- **Instruction**:
All the data must come back unchanged, except that pictures are left out.

****************************************

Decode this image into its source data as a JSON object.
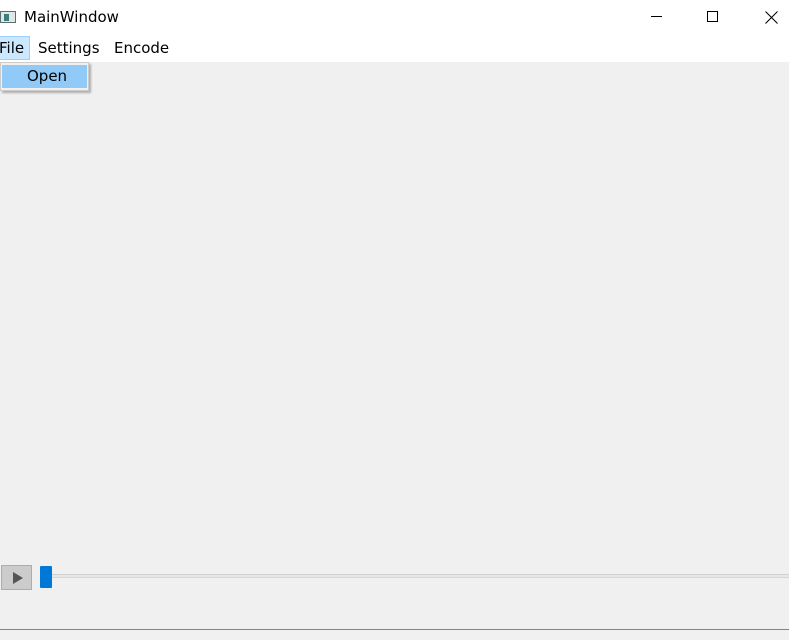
{
  "window": {
    "title": "MainWindow",
    "icon": "app-window-icon",
    "controls": [
      "minimize-icon",
      "maximize-icon",
      "close-icon"
    ]
  },
  "menubar": {
    "items": [
      {
        "label": "File"
      },
      {
        "label": "Settings"
      },
      {
        "label": "Encode"
      }
    ]
  },
  "file_menu": {
    "items": [
      {
        "label": "Open"
      }
    ]
  },
  "player": {
    "play_icon": "play-icon",
    "position": 0
  },
  "colors": {
    "accent": "#0078d7",
    "menu_highlight": "#91c9f7",
    "menu_active": "#cce8ff"
  }
}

****************************************

- **Solved exercise**:
Decode this image into its source data as a JSON object.
{
  "window": {
    "title": "MainWindow",
    "icon": "app-window-icon",
    "controls": [
      "minimize-icon",
      "maximize-icon",
      "close-icon"
    ]
  },
  "menubar": {
    "items": [
      {
        "label": "File"
      },
      {
        "label": "Settings"
      },
      {
        "label": "Encode"
      }
    ]
  },
  "file_menu": {
    "items": [
      {
        "label": "Open"
      }
    ]
  },
  "player": {
    "play_icon": "play-icon",
    "position": 0
  },
  "colors": {
    "accent": "#0078d7",
    "menu_highlight": "#91c9f7",
    "menu_active": "#cce8ff"
  }
}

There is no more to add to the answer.